## Reading passage
☆ ☆ ☆
October 24, 2023 at 18:00 JST
Prime Minister Fumio Kishida, right, stumps in Tokushima on Oct. 14 for the LDP candidate running for the by-election of the Upper House’s Tokushima and Kochi electoral district. (Teruo Kashiyama)
A head-on political clash between the ruling and opposition camps left the Liberal Democratic Party with a win one, lose one tally in two key by-elections held Oct. 22. And even then, it only managed to scrape by.
They were the first national polls since Prime Minister Fumio Kishida reshuffled his Cabinet and LDP executive lineup in September. The outcome reflected voter dissatisfaction over Kishida’s policy agenda and governance.
Both seats were in LDP hands at the time. In the Upper House’s Tokushima and Kochi electoral district, the opposition-backed independent candidate, a well-known political figure with two terms in the upper chamber and one term in the Lower House under his belt, defeated the LDP-supported first-time candidate by a wide margin.
In the Lower House’s Nagasaki No. 4 district, the LDP newcomer narrowly defeated the candidate of the main opposition Constitutional Democratic Party of Japan (CDP), who had switched from the Kyushu proportional representation block.
Even in the “mourning election” in Nagasaki, which became vacant with the death of the LDP incumbent and for which the party was projected to reap loads of sympathy votes, the LDP only escaped losing by a thin margin.
☆ ☆ ☆
## Task statement
Write the next part of the passage above about the Liberal Democratic Party's results in the October 22 by-elections, starting after its final sentence.
☆ ☆ ☆
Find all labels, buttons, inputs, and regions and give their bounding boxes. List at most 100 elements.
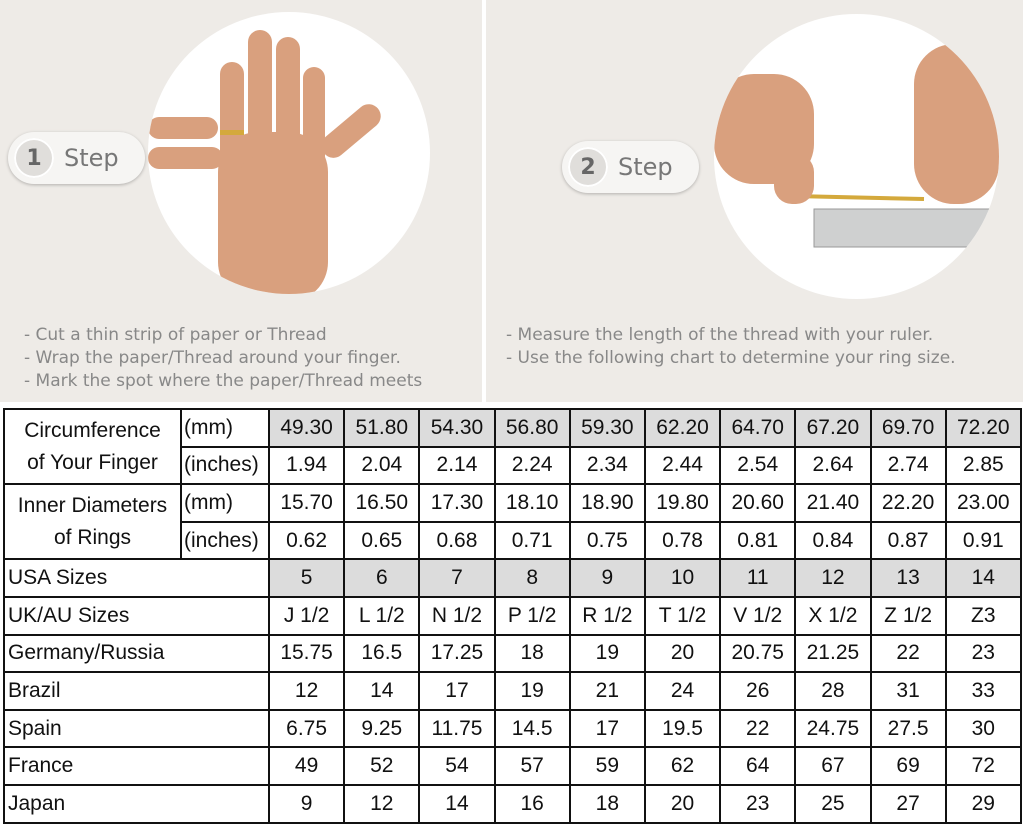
table-cell: 0.81: [719, 520, 797, 561]
table-cell: 0.78: [643, 520, 722, 561]
table-cell: V 1/2: [719, 595, 797, 636]
label-line: Inner Diameters: [17, 493, 168, 517]
table-cell: 12: [343, 783, 421, 824]
table-cell: 2.04: [343, 445, 421, 486]
label-line: Circumference: [24, 418, 161, 442]
table-cell: 72: [944, 746, 1022, 786]
step1-badge: 1 Step: [8, 132, 145, 184]
table-cell: 24: [643, 671, 722, 711]
table-cell: 19.80: [643, 483, 722, 523]
instruction: - Wrap the paper/Thread around your fing…: [24, 348, 401, 368]
table-cell: 14.5: [493, 708, 571, 749]
table-cell: 0.68: [418, 520, 496, 561]
table-cell: L 1/2: [343, 595, 421, 636]
table-cell: 0.91: [944, 520, 1022, 561]
table-cell: 67: [794, 746, 872, 786]
table-cell: 56.80: [493, 408, 571, 448]
table-cell: 2.14: [418, 445, 496, 486]
table-cell: 9.25: [343, 708, 421, 749]
table-cell: 9: [568, 558, 646, 598]
table-cell: 18.10: [493, 483, 571, 523]
table-cell: 7: [418, 558, 496, 598]
table-cell: 0.84: [794, 520, 872, 561]
row-label: Germany/Russia: [3, 633, 270, 674]
table-cell: R 1/2: [568, 595, 646, 636]
table-cell: N 1/2: [418, 595, 496, 636]
table-row: Germany/Russia 15.75 16.5 17.25 18 19 20 20.75 2…: [3, 633, 1022, 674]
table-cell: 0.71: [493, 520, 571, 561]
step-number: 1: [14, 138, 54, 178]
step1-instructions: - Cut a thin strip of paper or Thread - …: [24, 324, 422, 393]
label-line: of Your Finger: [27, 450, 158, 474]
table-cell: 6: [343, 558, 421, 598]
table-row: France 49 52 54 57 59 62 64 67 69 72: [3, 746, 1022, 786]
table-cell: 9: [267, 783, 346, 824]
table-row: USA Sizes 5 6 7 8 9 10 11 12 13 14: [3, 558, 1022, 598]
ruler-photo: [714, 14, 999, 299]
table-cell: 17: [568, 708, 646, 749]
table-cell: 0.65: [343, 520, 421, 561]
table-cell: 2.34: [568, 445, 646, 486]
table-cell: P 1/2: [493, 595, 571, 636]
table-cell: 17: [418, 671, 496, 711]
table-cell: 19: [568, 633, 646, 674]
table-cell: 52: [343, 746, 421, 786]
table-cell: 30: [944, 708, 1022, 749]
table-cell: 21: [568, 671, 646, 711]
table-cell: 10: [643, 558, 722, 598]
table-cell: 8: [493, 558, 571, 598]
table-cell: 69.70: [869, 408, 947, 448]
table-cell: 67.20: [794, 408, 872, 448]
row-label: France: [3, 746, 270, 786]
table-row: (inches) 0.62 0.65 0.68 0.71 0.75 0.78 0.81 0.84…: [4, 520, 1022, 561]
table-cell: 18.90: [568, 483, 646, 523]
table-cell: 21.25: [794, 633, 872, 674]
table-cell: 14: [418, 783, 496, 824]
row-label: UK/AU Sizes: [3, 595, 270, 636]
table-cell: 54.30: [418, 408, 496, 448]
table-cell: 14: [343, 671, 421, 711]
table-cell: 2.74: [869, 445, 947, 486]
table-cell: 27: [869, 783, 947, 824]
table-cell: 72.20: [944, 408, 1022, 448]
table-cell: 12: [794, 558, 872, 598]
table-cell: 51.80: [343, 408, 421, 448]
table-cell: 20.75: [719, 633, 797, 674]
table-cell: 14: [944, 558, 1022, 598]
table-cell: 22: [719, 708, 797, 749]
ruler-icon: [714, 44, 999, 248]
table-cell: 11: [719, 558, 797, 598]
table-cell: 69: [869, 746, 947, 786]
table-cell: 24.75: [794, 708, 872, 749]
table-cell: 16.5: [343, 633, 421, 674]
table-row: Brazil 12 14 17 19 21 24 26 28 31 33: [3, 671, 1022, 711]
step2-panel: 2 Step - Measure the length of the threa…: [486, 0, 1023, 402]
step-number: 2: [568, 147, 608, 187]
label-line: of Rings: [53, 525, 132, 549]
table-cell: 20.60: [719, 483, 797, 523]
table-row: UK/AU Sizes J 1/2 L 1/2 N 1/2 P 1/2 R 1/2 T 1/…: [3, 595, 1022, 636]
table-row: Circumference of Your Finger (mm) 49.30 51.8…: [3, 407, 1022, 486]
ring-size-table: Circumference of Your Finger (mm) 49.30 51.8…: [3, 407, 1022, 824]
table-cell: 25: [794, 783, 872, 824]
step-label: Step: [618, 153, 673, 181]
table-cell: 64: [719, 746, 797, 786]
step2-badge: 2 Step: [562, 141, 699, 193]
table-cell: 22: [869, 633, 947, 674]
table-cell: 12: [267, 671, 346, 711]
hand-icon: [148, 30, 381, 294]
table-cell: 59: [568, 746, 646, 786]
table-cell: 16: [493, 783, 571, 824]
table-cell: 1.94: [267, 445, 346, 486]
table-cell: 5: [267, 558, 346, 598]
table-cell: 49: [267, 746, 346, 786]
table-cell: 64.70: [719, 408, 797, 448]
circumference-label: Circumference of Your Finger: [3, 407, 182, 486]
table-cell: 0.62: [267, 520, 346, 561]
table-cell: 20: [643, 633, 722, 674]
table-cell: 26: [719, 671, 797, 711]
table-cell: 13: [869, 558, 947, 598]
table-cell: 23.00: [944, 483, 1022, 523]
table-cell: J 1/2: [267, 595, 346, 636]
table-cell: 0.87: [869, 520, 947, 561]
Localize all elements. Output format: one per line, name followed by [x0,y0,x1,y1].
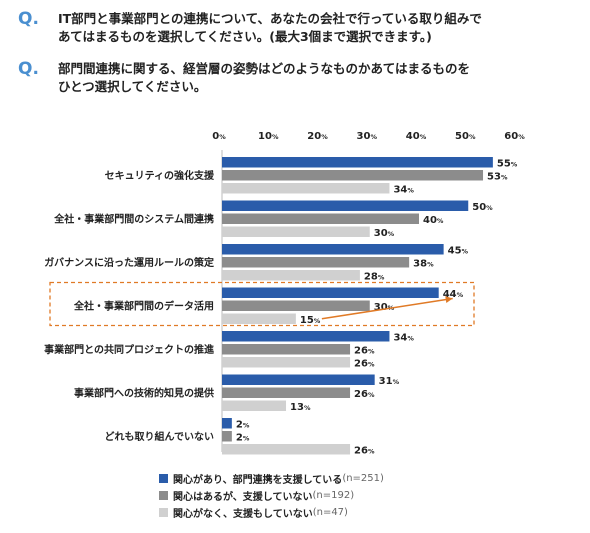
☆ ☆ ☆
## Answer to this exercise
Kishida traveled to the prefectures himself and campaigned on behalf of the LDP candidates by emphasizing his economic policy measures and efforts to support childcare and families with young children. Two days before the elections, he ordered the ruling coalition to consider a temporary cut in income tax to return a windfall in tax revenues to the taxpaying public. However, these efforts failed to bolster public support for his government or the party.
The results also reflected the circumstances specific to each region and candidate. We urge Kishida to humbly accept the outcome and use this opportunity to take an honest look at his own political posture and performance.
In recent months, Kishida seems to have put his own political interests ahead of all else. He has alluded to dissolving the Lower House for a snap election in a thinly veiled political maneuver to secure his re-election as LDP president next fall, and has proposed cash handouts to the public to bolster his popularity.
Kishida was under intense pressure to win the two by-elections as it would have given him the political capital to dissolve the Lower House at a time of his choosing.
But now he really needs to address urgent policy challenges. They include making an effective policy response to a public clamor for action to offset the rising cost of foodstuffs and commodities, sorting out confusion surrounding the My Number personal identification system and providing relief to victims of dubious fund-raising activities by the religious group formerly called the Unification Church.
Kishida needs to divert his attention to these challenges and understand that he cannot hope to regain the trust of the people other than through steady, if low-key, progress on these issues.
The LDP rookie candidate who came close to being beaten by the opposition candidate in Nagasaki is a third-generation politician and heir to a political dynasty.
While there was no surge in public criticism of “hereditary succession,” the critical eye that voters are showing toward hereditary politicians should not be taken lightly.
The use of the Self-Defense Forces for any political purposes, as Defense Minister Minoru Kihara did in his campaign speech for the LDP candidate in Nagasaki, should never be repeated.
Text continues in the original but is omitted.